• Exercise instructions: The records below are to be copied word for word, with every picture left out.

• Items from a data source:
********

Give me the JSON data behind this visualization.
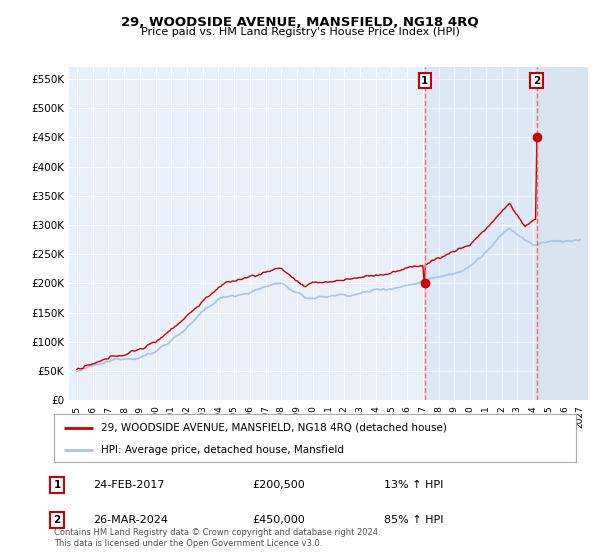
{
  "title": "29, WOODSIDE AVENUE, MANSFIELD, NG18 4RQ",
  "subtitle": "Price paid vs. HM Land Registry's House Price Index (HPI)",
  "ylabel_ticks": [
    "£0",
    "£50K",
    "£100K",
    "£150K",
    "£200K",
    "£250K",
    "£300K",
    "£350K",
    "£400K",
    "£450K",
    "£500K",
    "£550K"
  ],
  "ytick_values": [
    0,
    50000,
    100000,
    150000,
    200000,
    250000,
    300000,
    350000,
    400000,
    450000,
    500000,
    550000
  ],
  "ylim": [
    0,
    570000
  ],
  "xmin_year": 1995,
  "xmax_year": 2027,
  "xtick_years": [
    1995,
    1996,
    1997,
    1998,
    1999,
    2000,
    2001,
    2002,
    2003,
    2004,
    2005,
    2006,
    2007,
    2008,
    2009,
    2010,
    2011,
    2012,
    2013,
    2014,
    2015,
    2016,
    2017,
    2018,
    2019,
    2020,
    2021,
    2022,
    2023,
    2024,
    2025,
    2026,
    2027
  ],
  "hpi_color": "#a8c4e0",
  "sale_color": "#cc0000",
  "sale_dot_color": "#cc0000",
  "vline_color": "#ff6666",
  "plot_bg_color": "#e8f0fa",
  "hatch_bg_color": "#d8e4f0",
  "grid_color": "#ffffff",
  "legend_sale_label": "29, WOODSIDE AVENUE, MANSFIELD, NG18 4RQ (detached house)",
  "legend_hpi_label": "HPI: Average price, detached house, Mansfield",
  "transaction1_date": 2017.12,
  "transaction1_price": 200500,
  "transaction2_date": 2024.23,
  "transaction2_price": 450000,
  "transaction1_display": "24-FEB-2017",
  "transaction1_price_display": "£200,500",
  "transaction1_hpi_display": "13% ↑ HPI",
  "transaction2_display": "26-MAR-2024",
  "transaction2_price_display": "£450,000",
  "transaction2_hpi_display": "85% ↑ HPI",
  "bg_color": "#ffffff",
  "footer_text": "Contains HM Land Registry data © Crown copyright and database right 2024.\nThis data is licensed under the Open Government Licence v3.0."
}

********

• Solution to this task:
Give me the JSON data behind this visualization.
{
  "title": "29, WOODSIDE AVENUE, MANSFIELD, NG18 4RQ",
  "subtitle": "Price paid vs. HM Land Registry's House Price Index (HPI)",
  "ylabel_ticks": [
    "£0",
    "£50K",
    "£100K",
    "£150K",
    "£200K",
    "£250K",
    "£300K",
    "£350K",
    "£400K",
    "£450K",
    "£500K",
    "£550K"
  ],
  "ytick_values": [
    0,
    50000,
    100000,
    150000,
    200000,
    250000,
    300000,
    350000,
    400000,
    450000,
    500000,
    550000
  ],
  "ylim": [
    0,
    570000
  ],
  "xmin_year": 1995,
  "xmax_year": 2027,
  "xtick_years": [
    1995,
    1996,
    1997,
    1998,
    1999,
    2000,
    2001,
    2002,
    2003,
    2004,
    2005,
    2006,
    2007,
    2008,
    2009,
    2010,
    2011,
    2012,
    2013,
    2014,
    2015,
    2016,
    2017,
    2018,
    2019,
    2020,
    2021,
    2022,
    2023,
    2024,
    2025,
    2026,
    2027
  ],
  "hpi_color": "#a8c4e0",
  "sale_color": "#cc0000",
  "sale_dot_color": "#cc0000",
  "vline_color": "#ff6666",
  "plot_bg_color": "#e8f0fa",
  "hatch_bg_color": "#d8e4f0",
  "grid_color": "#ffffff",
  "legend_sale_label": "29, WOODSIDE AVENUE, MANSFIELD, NG18 4RQ (detached house)",
  "legend_hpi_label": "HPI: Average price, detached house, Mansfield",
  "transaction1_date": 2017.12,
  "transaction1_price": 200500,
  "transaction2_date": 2024.23,
  "transaction2_price": 450000,
  "transaction1_display": "24-FEB-2017",
  "transaction1_price_display": "£200,500",
  "transaction1_hpi_display": "13% ↑ HPI",
  "transaction2_display": "26-MAR-2024",
  "transaction2_price_display": "£450,000",
  "transaction2_hpi_display": "85% ↑ HPI",
  "bg_color": "#ffffff",
  "footer_text": "Contains HM Land Registry data © Crown copyright and database right 2024.\nThis data is licensed under the Open Government Licence v3.0."
}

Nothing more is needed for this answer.